::: DATA SHOWN
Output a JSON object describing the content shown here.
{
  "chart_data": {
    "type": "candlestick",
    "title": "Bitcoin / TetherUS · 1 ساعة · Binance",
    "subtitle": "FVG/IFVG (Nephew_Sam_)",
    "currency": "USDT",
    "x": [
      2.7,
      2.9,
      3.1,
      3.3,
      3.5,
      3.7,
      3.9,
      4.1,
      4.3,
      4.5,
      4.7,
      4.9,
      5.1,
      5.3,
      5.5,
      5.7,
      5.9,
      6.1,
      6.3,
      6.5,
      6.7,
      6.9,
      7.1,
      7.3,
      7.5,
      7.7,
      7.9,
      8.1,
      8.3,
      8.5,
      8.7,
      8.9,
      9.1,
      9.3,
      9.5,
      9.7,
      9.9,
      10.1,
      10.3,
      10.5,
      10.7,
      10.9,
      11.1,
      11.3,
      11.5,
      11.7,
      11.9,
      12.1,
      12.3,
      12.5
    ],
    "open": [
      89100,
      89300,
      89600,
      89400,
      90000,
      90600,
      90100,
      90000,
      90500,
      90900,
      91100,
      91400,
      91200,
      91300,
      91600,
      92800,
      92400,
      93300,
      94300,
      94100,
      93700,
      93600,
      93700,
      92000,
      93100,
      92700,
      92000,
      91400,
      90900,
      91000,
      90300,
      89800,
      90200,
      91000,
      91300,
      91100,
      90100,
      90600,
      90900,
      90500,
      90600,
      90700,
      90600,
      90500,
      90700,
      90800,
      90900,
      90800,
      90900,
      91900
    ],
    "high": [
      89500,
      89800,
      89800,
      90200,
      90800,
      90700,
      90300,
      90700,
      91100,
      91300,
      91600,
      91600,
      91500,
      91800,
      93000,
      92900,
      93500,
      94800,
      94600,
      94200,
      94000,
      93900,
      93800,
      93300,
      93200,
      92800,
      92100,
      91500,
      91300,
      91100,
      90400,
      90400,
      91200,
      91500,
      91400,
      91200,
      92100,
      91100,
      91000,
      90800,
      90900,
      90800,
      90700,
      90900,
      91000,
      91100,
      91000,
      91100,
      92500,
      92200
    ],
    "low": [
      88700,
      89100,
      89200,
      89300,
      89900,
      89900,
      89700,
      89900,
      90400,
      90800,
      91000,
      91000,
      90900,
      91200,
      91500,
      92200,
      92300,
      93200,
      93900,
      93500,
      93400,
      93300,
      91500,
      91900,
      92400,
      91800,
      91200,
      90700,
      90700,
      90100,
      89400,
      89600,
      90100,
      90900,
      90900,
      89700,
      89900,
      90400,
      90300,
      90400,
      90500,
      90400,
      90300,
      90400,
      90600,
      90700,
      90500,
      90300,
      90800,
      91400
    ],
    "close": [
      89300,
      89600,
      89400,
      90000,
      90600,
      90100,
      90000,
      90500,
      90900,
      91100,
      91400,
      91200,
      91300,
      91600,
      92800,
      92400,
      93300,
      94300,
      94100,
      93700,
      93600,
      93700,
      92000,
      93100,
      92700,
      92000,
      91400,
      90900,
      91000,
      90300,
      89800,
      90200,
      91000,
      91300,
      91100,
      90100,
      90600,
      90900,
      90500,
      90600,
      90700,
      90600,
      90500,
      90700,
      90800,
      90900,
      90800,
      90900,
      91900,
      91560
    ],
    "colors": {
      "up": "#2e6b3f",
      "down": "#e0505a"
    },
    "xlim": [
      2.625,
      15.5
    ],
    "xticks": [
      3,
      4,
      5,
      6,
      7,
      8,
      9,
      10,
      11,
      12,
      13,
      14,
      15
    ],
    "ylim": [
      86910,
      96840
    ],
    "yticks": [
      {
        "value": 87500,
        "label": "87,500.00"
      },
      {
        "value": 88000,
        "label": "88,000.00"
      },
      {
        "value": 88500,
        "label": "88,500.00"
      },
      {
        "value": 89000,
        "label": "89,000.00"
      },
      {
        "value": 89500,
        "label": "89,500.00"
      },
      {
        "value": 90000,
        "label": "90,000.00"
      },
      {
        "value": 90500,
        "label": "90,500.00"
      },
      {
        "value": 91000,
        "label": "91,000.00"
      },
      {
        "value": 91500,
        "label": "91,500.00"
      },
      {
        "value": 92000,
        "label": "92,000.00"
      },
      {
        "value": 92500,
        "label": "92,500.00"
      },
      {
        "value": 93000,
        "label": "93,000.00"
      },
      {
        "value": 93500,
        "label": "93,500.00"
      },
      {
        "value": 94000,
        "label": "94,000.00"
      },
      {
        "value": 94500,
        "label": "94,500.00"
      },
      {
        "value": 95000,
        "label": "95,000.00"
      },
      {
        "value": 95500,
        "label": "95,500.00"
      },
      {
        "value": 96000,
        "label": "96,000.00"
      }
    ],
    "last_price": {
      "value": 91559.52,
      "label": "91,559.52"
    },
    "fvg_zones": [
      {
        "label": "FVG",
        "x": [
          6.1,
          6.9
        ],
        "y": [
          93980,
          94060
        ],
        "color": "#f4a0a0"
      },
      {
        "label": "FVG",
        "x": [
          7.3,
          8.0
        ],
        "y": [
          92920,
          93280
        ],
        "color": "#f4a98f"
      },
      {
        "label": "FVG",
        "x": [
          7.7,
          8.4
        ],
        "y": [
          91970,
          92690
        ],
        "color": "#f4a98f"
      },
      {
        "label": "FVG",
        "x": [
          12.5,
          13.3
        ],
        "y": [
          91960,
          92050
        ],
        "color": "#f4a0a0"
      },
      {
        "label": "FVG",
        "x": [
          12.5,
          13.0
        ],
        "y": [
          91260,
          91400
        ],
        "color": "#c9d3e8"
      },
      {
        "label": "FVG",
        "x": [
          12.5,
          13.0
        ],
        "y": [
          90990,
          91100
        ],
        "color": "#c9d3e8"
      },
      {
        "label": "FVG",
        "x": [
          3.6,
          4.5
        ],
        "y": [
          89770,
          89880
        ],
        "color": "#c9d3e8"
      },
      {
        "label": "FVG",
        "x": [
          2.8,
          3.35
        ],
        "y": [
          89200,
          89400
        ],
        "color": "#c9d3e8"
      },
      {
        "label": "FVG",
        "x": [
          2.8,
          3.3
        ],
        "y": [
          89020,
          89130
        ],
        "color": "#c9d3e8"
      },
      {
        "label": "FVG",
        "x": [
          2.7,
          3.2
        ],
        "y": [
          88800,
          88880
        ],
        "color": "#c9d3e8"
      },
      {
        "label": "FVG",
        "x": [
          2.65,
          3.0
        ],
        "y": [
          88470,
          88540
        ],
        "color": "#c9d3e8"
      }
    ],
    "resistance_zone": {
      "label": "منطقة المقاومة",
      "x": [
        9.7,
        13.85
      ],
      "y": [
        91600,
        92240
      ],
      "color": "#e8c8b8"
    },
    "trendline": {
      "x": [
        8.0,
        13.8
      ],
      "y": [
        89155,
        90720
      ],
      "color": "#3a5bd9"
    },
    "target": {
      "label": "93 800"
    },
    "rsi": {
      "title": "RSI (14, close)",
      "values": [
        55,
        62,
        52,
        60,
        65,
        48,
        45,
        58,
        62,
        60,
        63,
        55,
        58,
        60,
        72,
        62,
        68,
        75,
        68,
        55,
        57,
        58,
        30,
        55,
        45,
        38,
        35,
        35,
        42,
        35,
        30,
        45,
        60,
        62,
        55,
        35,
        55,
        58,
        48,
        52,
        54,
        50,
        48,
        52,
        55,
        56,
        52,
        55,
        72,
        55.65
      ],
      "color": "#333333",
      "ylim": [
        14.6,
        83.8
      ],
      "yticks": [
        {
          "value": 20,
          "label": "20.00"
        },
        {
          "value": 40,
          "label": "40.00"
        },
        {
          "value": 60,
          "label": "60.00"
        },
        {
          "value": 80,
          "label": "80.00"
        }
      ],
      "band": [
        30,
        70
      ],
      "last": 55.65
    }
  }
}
::::::
Recopy the entries above in their entirety, exactly.

* RESULT BELOW *
Output a JSON object describing the content shown here.
{
  "chart_data": {
    "type": "candlestick",
    "title": "Bitcoin / TetherUS · 1 ساعة · Binance",
    "subtitle": "FVG/IFVG (Nephew_Sam_)",
    "currency": "USDT",
    "x": [
      2.7,
      2.9,
      3.1,
      3.3,
      3.5,
      3.7,
      3.9,
      4.1,
      4.3,
      4.5,
      4.7,
      4.9,
      5.1,
      5.3,
      5.5,
      5.7,
      5.9,
      6.1,
      6.3,
      6.5,
      6.7,
      6.9,
      7.1,
      7.3,
      7.5,
      7.7,
      7.9,
      8.1,
      8.3,
      8.5,
      8.7,
      8.9,
      9.1,
      9.3,
      9.5,
      9.7,
      9.9,
      10.1,
      10.3,
      10.5,
      10.7,
      10.9,
      11.1,
      11.3,
      11.5,
      11.7,
      11.9,
      12.1,
      12.3,
      12.5
    ],
    "open": [
      89100,
      89300,
      89600,
      89400,
      90000,
      90600,
      90100,
      90000,
      90500,
      90900,
      91100,
      91400,
      91200,
      91300,
      91600,
      92800,
      92400,
      93300,
      94300,
      94100,
      93700,
      93600,
      93700,
      92000,
      93100,
      92700,
      92000,
      91400,
      90900,
      91000,
      90300,
      89800,
      90200,
      91000,
      91300,
      91100,
      90100,
      90600,
      90900,
      90500,
      90600,
      90700,
      90600,
      90500,
      90700,
      90800,
      90900,
      90800,
      90900,
      91900
    ],
    "high": [
      89500,
      89800,
      89800,
      90200,
      90800,
      90700,
      90300,
      90700,
      91100,
      91300,
      91600,
      91600,
      91500,
      91800,
      93000,
      92900,
      93500,
      94800,
      94600,
      94200,
      94000,
      93900,
      93800,
      93300,
      93200,
      92800,
      92100,
      91500,
      91300,
      91100,
      90400,
      90400,
      91200,
      91500,
      91400,
      91200,
      92100,
      91100,
      91000,
      90800,
      90900,
      90800,
      90700,
      90900,
      91000,
      91100,
      91000,
      91100,
      92500,
      92200
    ],
    "low": [
      88700,
      89100,
      89200,
      89300,
      89900,
      89900,
      89700,
      89900,
      90400,
      90800,
      91000,
      91000,
      90900,
      91200,
      91500,
      92200,
      92300,
      93200,
      93900,
      93500,
      93400,
      93300,
      91500,
      91900,
      92400,
      91800,
      91200,
      90700,
      90700,
      90100,
      89400,
      89600,
      90100,
      90900,
      90900,
      89700,
      89900,
      90400,
      90300,
      90400,
      90500,
      90400,
      90300,
      90400,
      90600,
      90700,
      90500,
      90300,
      90800,
      91400
    ],
    "close": [
      89300,
      89600,
      89400,
      90000,
      90600,
      90100,
      90000,
      90500,
      90900,
      91100,
      91400,
      91200,
      91300,
      91600,
      92800,
      92400,
      93300,
      94300,
      94100,
      93700,
      93600,
      93700,
      92000,
      93100,
      92700,
      92000,
      91400,
      90900,
      91000,
      90300,
      89800,
      90200,
      91000,
      91300,
      91100,
      90100,
      90600,
      90900,
      90500,
      90600,
      90700,
      90600,
      90500,
      90700,
      90800,
      90900,
      90800,
      90900,
      91900,
      91560
    ],
    "colors": {
      "up": "#2e6b3f",
      "down": "#e0505a"
    },
    "xlim": [
      2.625,
      15.5
    ],
    "xticks": [
      3,
      4,
      5,
      6,
      7,
      8,
      9,
      10,
      11,
      12,
      13,
      14,
      15
    ],
    "ylim": [
      86910,
      96840
    ],
    "yticks": [
      {
        "value": 87500,
        "label": "87,500.00"
      },
      {
        "value": 88000,
        "label": "88,000.00"
      },
      {
        "value": 88500,
        "label": "88,500.00"
      },
      {
        "value": 89000,
        "label": "89,000.00"
      },
      {
        "value": 89500,
        "label": "89,500.00"
      },
      {
        "value": 90000,
        "label": "90,000.00"
      },
      {
        "value": 90500,
        "label": "90,500.00"
      },
      {
        "value": 91000,
        "label": "91,000.00"
      },
      {
        "value": 91500,
        "label": "91,500.00"
      },
      {
        "value": 92000,
        "label": "92,000.00"
      },
      {
        "value": 92500,
        "label": "92,500.00"
      },
      {
        "value": 93000,
        "label": "93,000.00"
      },
      {
        "value": 93500,
        "label": "93,500.00"
      },
      {
        "value": 94000,
        "label": "94,000.00"
      },
      {
        "value": 94500,
        "label": "94,500.00"
      },
      {
        "value": 95000,
        "label": "95,000.00"
      },
      {
        "value": 95500,
        "label": "95,500.00"
      },
      {
        "value": 96000,
        "label": "96,000.00"
      }
    ],
    "last_price": {
      "value": 91559.52,
      "label": "91,559.52"
    },
    "fvg_zones": [
      {
        "label": "FVG",
        "x": [
          6.1,
          6.9
        ],
        "y": [
          93980,
          94060
        ],
        "color": "#f4a0a0"
      },
      {
        "label": "FVG",
        "x": [
          7.3,
          8.0
        ],
        "y": [
          92920,
          93280
        ],
        "color": "#f4a98f"
      },
      {
        "label": "FVG",
        "x": [
          7.7,
          8.4
        ],
        "y": [
          91970,
          92690
        ],
        "color": "#f4a98f"
      },
      {
        "label": "FVG",
        "x": [
          12.5,
          13.3
        ],
        "y": [
          91960,
          92050
        ],
        "color": "#f4a0a0"
      },
      {
        "label": "FVG",
        "x": [
          12.5,
          13.0
        ],
        "y": [
          91260,
          91400
        ],
        "color": "#c9d3e8"
      },
      {
        "label": "FVG",
        "x": [
          12.5,
          13.0
        ],
        "y": [
          90990,
          91100
        ],
        "color": "#c9d3e8"
      },
      {
        "label": "FVG",
        "x": [
          3.6,
          4.5
        ],
        "y": [
          89770,
          89880
        ],
        "color": "#c9d3e8"
      },
      {
        "label": "FVG",
        "x": [
          2.8,
          3.35
        ],
        "y": [
          89200,
          89400
        ],
        "color": "#c9d3e8"
      },
      {
        "label": "FVG",
        "x": [
          2.8,
          3.3
        ],
        "y": [
          89020,
          89130
        ],
        "color": "#c9d3e8"
      },
      {
        "label": "FVG",
        "x": [
          2.7,
          3.2
        ],
        "y": [
          88800,
          88880
        ],
        "color": "#c9d3e8"
      },
      {
        "label": "FVG",
        "x": [
          2.65,
          3.0
        ],
        "y": [
          88470,
          88540
        ],
        "color": "#c9d3e8"
      }
    ],
    "resistance_zone": {
      "label": "منطقة المقاومة",
      "x": [
        9.7,
        13.85
      ],
      "y": [
        91600,
        92240
      ],
      "color": "#e8c8b8"
    },
    "trendline": {
      "x": [
        8.0,
        13.8
      ],
      "y": [
        89155,
        90720
      ],
      "color": "#3a5bd9"
    },
    "target": {
      "label": "93 800"
    },
    "rsi": {
      "title": "RSI (14, close)",
      "values": [
        55,
        62,
        52,
        60,
        65,
        48,
        45,
        58,
        62,
        60,
        63,
        55,
        58,
        60,
        72,
        62,
        68,
        75,
        68,
        55,
        57,
        58,
        30,
        55,
        45,
        38,
        35,
        35,
        42,
        35,
        30,
        45,
        60,
        62,
        55,
        35,
        55,
        58,
        48,
        52,
        54,
        50,
        48,
        52,
        55,
        56,
        52,
        55,
        72,
        55.65
      ],
      "color": "#333333",
      "ylim": [
        14.6,
        83.8
      ],
      "yticks": [
        {
          "value": 20,
          "label": "20.00"
        },
        {
          "value": 40,
          "label": "40.00"
        },
        {
          "value": 60,
          "label": "60.00"
        },
        {
          "value": 80,
          "label": "80.00"
        }
      ],
      "band": [
        30,
        70
      ],
      "last": 55.65
    }
  }
}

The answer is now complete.